- DATA ROWS:
--------------------------------------------------
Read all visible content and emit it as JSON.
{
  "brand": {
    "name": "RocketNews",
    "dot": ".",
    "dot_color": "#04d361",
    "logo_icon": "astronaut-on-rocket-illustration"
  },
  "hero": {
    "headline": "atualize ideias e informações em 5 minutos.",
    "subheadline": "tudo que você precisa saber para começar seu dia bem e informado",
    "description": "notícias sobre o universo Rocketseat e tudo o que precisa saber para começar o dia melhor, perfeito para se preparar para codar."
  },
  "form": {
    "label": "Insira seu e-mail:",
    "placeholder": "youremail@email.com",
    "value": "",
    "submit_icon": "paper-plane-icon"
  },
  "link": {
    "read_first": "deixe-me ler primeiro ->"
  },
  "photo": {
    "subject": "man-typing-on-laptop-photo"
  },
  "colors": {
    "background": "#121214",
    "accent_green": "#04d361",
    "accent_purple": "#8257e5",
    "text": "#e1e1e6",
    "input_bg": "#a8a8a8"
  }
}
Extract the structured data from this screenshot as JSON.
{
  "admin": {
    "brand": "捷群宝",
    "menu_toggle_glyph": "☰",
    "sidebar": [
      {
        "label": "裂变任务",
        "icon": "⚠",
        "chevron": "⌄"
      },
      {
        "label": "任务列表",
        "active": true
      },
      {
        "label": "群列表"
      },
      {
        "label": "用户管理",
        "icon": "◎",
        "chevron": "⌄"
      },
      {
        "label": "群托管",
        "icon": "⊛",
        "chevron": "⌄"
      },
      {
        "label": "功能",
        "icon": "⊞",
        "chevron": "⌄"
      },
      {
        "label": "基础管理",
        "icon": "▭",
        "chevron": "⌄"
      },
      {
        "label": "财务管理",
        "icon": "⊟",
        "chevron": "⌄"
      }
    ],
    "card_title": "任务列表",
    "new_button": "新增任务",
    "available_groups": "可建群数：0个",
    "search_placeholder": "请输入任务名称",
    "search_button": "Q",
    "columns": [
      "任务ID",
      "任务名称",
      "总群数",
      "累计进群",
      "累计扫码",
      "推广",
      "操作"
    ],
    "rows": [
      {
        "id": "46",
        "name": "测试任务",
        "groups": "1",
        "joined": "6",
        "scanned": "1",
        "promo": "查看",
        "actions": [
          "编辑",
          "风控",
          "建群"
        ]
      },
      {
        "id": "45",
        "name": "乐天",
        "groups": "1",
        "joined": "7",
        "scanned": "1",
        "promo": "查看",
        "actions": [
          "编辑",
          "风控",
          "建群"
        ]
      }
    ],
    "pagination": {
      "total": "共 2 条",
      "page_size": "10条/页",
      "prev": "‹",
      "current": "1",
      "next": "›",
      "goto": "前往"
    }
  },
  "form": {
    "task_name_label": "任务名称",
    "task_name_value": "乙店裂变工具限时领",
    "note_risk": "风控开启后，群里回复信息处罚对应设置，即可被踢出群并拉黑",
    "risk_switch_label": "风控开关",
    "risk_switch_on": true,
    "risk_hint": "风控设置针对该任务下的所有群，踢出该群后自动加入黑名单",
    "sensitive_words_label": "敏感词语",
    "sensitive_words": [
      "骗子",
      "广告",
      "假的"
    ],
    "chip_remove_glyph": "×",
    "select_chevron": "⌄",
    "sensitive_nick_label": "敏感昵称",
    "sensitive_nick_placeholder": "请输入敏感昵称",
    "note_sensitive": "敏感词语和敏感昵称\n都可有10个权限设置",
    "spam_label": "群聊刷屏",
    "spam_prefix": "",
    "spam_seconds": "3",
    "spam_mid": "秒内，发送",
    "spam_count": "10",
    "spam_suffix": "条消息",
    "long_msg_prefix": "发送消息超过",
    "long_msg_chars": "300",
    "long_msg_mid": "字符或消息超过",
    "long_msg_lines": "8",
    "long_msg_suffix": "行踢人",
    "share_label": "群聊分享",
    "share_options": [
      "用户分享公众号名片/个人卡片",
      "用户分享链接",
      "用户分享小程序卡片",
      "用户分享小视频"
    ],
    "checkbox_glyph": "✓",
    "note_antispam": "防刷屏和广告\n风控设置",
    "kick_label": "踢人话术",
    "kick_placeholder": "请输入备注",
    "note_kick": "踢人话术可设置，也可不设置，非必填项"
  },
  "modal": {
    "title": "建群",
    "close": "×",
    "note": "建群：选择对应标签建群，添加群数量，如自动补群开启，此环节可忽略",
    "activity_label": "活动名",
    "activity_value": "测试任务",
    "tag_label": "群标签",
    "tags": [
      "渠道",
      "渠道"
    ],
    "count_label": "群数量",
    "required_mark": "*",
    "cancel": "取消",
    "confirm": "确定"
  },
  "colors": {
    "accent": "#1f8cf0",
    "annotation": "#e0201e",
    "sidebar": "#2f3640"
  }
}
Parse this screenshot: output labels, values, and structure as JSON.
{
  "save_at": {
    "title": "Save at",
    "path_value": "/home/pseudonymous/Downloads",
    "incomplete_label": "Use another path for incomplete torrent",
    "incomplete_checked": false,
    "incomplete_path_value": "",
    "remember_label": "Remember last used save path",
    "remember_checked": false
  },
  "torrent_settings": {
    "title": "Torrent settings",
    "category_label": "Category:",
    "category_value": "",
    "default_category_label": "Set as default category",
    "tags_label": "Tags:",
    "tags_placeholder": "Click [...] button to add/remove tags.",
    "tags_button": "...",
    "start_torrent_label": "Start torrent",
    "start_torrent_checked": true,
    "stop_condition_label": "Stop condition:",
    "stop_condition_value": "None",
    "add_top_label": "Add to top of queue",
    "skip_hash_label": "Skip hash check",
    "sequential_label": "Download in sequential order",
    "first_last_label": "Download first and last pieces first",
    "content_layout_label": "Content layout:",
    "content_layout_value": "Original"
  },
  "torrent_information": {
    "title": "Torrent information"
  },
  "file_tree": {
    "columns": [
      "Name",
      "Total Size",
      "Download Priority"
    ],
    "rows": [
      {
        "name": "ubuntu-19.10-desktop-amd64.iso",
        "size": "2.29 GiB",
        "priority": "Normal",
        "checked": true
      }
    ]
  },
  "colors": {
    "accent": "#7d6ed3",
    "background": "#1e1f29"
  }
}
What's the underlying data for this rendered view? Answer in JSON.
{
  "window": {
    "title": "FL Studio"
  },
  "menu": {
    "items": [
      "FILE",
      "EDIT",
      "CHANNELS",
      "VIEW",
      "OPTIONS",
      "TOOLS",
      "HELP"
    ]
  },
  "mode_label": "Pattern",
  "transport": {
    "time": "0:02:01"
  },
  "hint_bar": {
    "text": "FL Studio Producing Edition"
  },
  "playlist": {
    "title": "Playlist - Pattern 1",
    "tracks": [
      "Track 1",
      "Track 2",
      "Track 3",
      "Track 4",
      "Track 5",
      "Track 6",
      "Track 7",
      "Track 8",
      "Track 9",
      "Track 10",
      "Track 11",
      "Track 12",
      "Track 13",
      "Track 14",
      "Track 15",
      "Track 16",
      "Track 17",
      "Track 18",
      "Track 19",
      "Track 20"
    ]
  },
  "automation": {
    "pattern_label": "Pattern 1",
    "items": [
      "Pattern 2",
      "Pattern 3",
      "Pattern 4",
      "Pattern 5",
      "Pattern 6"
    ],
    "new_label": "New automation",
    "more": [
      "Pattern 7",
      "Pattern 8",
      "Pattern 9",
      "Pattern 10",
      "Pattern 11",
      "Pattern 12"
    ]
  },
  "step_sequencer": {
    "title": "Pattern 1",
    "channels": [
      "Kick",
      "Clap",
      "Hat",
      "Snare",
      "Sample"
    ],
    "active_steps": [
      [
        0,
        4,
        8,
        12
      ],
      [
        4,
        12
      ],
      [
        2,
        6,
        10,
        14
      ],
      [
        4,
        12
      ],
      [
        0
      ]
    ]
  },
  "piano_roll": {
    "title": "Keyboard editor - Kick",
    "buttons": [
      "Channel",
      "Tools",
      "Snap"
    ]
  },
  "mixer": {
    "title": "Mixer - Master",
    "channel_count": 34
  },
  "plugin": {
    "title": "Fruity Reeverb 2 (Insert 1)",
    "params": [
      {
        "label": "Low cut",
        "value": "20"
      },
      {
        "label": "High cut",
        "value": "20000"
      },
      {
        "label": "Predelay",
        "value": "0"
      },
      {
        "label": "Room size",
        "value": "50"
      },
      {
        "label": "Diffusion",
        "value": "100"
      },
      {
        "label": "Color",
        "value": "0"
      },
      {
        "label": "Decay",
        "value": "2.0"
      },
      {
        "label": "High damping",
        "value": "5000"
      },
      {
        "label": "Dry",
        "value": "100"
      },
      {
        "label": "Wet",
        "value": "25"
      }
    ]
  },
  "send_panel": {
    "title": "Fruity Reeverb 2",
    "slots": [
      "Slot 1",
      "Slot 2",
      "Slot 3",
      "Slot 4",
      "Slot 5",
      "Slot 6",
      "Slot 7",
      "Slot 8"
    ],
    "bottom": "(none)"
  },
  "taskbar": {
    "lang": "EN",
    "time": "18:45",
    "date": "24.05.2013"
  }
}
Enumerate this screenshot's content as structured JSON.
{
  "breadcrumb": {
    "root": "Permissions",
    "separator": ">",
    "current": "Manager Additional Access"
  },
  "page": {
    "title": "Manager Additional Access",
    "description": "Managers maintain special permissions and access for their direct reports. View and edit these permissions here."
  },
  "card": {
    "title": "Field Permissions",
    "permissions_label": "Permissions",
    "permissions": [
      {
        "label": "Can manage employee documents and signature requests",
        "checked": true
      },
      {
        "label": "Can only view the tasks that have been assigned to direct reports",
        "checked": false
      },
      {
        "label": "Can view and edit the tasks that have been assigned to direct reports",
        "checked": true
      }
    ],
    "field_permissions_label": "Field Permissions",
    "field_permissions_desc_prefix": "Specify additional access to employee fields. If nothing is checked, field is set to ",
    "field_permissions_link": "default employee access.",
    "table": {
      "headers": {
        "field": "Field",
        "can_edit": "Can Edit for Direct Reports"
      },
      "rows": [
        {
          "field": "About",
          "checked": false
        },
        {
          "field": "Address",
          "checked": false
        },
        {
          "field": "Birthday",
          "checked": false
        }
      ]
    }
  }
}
--------------------------------------------------
- WRITTEN INSTRUCTION: Where a line above contains the word "assigned", copy that line.

- TASK RESULT:
        "label": "Can only view the tasks that have been assigned to direct reports",
        "label": "Can view and edit the tasks that have been assigned to direct reports",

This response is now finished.